[[ SELECTED EXCERPT, beginning ]]
IDR | J. Heitz, Ed. |
Internet-Draft | Cisco |
Intended status: Standards Track | J. Snijders, Ed. |
Expires: April 29, 2017 | NTT |
K. Patel | |
Arrcus | |
I. Bagdonas | |
Equinix | |
A. Simpson | |
Nokia | |
N. Hilliard | |
INEX | |
October 26, 2016 |
Large BGP Communities
draft-ietf-idr-large-community-05
This document describes the Large BGP Communities attribute, an extension to BGP-4. This attribute provides a mechanism to signal opaque information within separate namespaces to aid in routing management. The attribute is suitable for use in four-octet ASNs.
The key words "MUST", "MUST NOT", "REQUIRED", "SHALL", "SHALL NOT", "SHOULD", "SHOULD NOT", "RECOMMENDED", "MAY", and "OPTIONAL" in this document are to be interpreted as described in [RFC2119].
This Internet-Draft is submitted in full conformance with the provisions of BCP 78 and BCP 79.
Internet-Drafts are working documents of the Internet Engineering Task Force (IETF). Note that other groups may also distribute working documents as Internet-Drafts. The list of current Internet-Drafts is at http://datatracker.ietf.org/drafts/current/.
Internet-Drafts are draft documents valid for a maximum of six months and may be updated, replaced, or obsoleted by other documents at any time. It is inappropriate to use Internet-Drafts as reference material or to cite them other than as "work in progress."
This Internet-Draft will expire on April 29, 2017.
Copyright (c) 2016 IETF Trust and the persons identified as the document authors. All rights reserved.
This document is subject to BCP 78 and the IETF Trust's Legal Provisions Relating to IETF Documents (http://trustee.ietf.org/license-info) in effect on the date of publication of this document. Please review these documents carefully, as they describe your rights and restrictions with respect to this document. Code Components extracted from this document must include Simplified BSD License text as described in Section 4.e of the Trust Legal Provisions and are provided without warranty as described in the Simplified BSD License.
[[ SELECTED EXCERPT, end ]]
[[ INFORMATION GIVEN, beginning ]]
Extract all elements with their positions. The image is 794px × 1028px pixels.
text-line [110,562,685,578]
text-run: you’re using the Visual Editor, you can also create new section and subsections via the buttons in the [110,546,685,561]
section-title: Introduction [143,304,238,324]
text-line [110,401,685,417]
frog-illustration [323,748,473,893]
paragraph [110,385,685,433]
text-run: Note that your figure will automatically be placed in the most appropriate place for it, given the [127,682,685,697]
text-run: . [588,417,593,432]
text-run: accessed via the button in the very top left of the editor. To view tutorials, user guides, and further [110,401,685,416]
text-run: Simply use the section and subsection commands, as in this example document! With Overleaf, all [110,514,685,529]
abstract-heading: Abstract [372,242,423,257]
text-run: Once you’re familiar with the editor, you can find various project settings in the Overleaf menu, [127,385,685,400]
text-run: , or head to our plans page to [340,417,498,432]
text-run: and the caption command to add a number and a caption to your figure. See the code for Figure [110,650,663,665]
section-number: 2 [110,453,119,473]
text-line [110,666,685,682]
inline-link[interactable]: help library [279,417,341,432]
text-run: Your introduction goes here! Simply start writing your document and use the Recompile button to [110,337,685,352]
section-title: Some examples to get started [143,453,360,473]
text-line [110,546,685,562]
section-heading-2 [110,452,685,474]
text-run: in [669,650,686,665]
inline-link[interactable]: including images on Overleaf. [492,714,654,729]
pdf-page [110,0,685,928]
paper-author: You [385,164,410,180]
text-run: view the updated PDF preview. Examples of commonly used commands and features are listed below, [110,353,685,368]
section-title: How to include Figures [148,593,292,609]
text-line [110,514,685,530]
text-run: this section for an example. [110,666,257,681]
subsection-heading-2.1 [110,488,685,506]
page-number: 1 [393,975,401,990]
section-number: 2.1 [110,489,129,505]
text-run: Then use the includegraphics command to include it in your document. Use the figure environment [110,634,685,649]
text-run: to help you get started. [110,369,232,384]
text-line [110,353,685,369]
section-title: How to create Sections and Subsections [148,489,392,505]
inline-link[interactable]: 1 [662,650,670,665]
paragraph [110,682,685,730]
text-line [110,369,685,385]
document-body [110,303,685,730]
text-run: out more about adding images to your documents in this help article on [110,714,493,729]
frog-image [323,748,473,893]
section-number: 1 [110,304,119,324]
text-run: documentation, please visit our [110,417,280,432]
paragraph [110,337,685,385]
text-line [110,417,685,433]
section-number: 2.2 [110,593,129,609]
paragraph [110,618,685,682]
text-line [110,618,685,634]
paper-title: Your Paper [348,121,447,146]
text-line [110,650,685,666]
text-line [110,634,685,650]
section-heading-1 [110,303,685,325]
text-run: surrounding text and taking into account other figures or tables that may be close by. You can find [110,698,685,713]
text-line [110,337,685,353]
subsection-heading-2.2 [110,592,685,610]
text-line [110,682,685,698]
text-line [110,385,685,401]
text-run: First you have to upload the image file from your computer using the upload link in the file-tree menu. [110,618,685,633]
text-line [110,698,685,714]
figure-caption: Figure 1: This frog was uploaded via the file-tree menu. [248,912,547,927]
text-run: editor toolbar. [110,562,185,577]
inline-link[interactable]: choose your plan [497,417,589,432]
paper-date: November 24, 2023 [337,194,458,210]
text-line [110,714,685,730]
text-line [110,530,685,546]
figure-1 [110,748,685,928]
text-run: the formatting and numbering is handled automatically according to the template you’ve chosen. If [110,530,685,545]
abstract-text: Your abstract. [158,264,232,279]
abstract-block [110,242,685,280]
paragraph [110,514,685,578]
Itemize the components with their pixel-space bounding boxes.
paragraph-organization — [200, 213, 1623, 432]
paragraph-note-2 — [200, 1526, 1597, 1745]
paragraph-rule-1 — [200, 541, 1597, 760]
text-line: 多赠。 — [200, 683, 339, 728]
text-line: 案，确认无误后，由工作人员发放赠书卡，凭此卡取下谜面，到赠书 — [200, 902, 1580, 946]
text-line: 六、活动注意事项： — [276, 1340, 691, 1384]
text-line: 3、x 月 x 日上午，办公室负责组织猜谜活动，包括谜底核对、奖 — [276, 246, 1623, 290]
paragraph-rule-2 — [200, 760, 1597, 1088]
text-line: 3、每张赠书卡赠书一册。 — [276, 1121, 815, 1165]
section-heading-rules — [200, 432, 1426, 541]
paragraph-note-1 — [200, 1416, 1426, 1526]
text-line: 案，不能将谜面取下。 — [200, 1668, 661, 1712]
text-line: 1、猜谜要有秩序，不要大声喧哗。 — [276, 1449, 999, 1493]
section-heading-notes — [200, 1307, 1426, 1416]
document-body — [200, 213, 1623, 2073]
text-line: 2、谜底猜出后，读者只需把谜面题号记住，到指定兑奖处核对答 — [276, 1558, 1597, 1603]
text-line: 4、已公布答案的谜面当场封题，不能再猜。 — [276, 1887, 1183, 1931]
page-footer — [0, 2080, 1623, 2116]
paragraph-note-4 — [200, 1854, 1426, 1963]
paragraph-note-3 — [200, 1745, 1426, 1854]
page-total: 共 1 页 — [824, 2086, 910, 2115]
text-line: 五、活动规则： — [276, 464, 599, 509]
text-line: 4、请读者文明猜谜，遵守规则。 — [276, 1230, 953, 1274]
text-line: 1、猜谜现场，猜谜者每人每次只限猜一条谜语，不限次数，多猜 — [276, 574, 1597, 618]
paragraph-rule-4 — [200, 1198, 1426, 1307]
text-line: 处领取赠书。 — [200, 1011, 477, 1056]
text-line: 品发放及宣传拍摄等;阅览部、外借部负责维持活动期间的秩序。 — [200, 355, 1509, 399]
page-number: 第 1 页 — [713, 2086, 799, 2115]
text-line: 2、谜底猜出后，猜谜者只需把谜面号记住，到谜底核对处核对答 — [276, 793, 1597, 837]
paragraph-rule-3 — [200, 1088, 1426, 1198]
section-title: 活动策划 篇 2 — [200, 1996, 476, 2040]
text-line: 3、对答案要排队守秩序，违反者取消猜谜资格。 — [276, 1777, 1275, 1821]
[[ INFORMATION GIVEN, end ]]
> ASSIGNED TASK
Per the Large BGP Communities draft, what kind of ASNs is the attribute suitable for?

> ANSWER BOX
Four-octet ASNs.